Tally each line where the word "technieken" occurs, then give only the total.

Records from a data source:
-=-=-=-=-
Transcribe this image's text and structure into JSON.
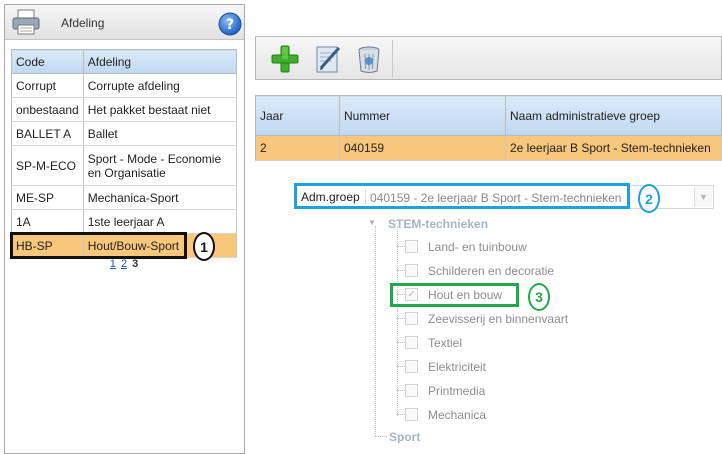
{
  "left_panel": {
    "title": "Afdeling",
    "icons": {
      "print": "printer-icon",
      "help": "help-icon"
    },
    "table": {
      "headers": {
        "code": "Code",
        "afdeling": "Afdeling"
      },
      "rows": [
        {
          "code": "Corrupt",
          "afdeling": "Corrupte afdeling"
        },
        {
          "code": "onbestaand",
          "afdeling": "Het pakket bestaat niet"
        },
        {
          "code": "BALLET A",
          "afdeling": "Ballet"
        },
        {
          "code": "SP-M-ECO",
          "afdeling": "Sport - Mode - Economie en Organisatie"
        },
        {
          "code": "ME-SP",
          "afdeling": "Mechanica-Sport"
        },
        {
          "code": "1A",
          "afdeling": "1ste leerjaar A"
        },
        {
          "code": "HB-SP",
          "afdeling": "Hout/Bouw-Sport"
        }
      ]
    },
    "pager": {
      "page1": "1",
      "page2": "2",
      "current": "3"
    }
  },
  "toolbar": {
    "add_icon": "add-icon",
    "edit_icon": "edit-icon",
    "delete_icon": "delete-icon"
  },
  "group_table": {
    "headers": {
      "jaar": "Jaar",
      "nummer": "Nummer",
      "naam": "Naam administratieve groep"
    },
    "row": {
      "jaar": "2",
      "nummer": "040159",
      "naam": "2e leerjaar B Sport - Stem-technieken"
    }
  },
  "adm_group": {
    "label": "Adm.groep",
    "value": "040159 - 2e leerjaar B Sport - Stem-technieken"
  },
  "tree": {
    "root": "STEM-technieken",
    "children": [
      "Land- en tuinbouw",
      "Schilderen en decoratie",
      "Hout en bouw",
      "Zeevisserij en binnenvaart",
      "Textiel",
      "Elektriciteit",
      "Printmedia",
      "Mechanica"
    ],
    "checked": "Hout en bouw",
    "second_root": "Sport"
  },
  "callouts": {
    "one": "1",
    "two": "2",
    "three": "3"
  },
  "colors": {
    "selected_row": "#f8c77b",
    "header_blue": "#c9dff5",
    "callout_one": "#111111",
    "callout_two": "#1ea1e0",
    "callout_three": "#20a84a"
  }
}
-=-=-=-=-
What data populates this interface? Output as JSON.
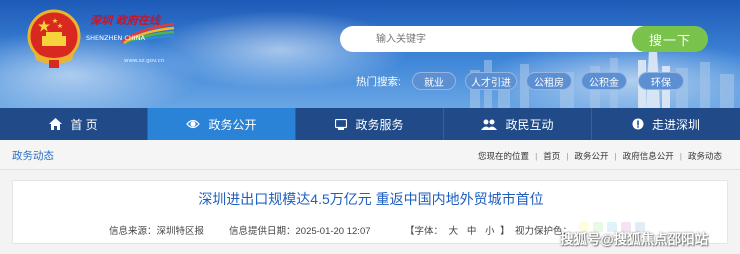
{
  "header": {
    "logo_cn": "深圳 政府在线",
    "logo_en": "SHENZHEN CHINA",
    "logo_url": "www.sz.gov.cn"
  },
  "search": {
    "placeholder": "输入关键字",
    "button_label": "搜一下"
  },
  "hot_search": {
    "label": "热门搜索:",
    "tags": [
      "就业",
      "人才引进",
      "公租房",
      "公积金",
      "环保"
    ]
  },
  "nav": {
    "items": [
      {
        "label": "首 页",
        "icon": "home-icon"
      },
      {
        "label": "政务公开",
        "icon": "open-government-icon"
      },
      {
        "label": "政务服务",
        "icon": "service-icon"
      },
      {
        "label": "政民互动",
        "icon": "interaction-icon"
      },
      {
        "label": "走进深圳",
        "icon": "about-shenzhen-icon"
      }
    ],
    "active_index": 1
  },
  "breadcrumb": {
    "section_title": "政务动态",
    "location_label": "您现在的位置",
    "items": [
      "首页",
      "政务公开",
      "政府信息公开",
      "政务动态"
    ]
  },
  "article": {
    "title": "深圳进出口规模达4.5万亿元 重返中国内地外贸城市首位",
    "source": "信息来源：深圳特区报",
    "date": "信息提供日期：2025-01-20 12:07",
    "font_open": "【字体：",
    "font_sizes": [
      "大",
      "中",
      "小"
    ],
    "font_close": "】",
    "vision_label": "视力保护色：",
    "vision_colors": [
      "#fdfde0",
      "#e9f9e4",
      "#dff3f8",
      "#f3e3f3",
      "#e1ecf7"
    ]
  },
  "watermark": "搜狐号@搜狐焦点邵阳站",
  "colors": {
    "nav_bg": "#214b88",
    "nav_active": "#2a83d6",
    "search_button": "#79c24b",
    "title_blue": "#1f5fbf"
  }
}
-=-=-=-=-
§ Task solution:
3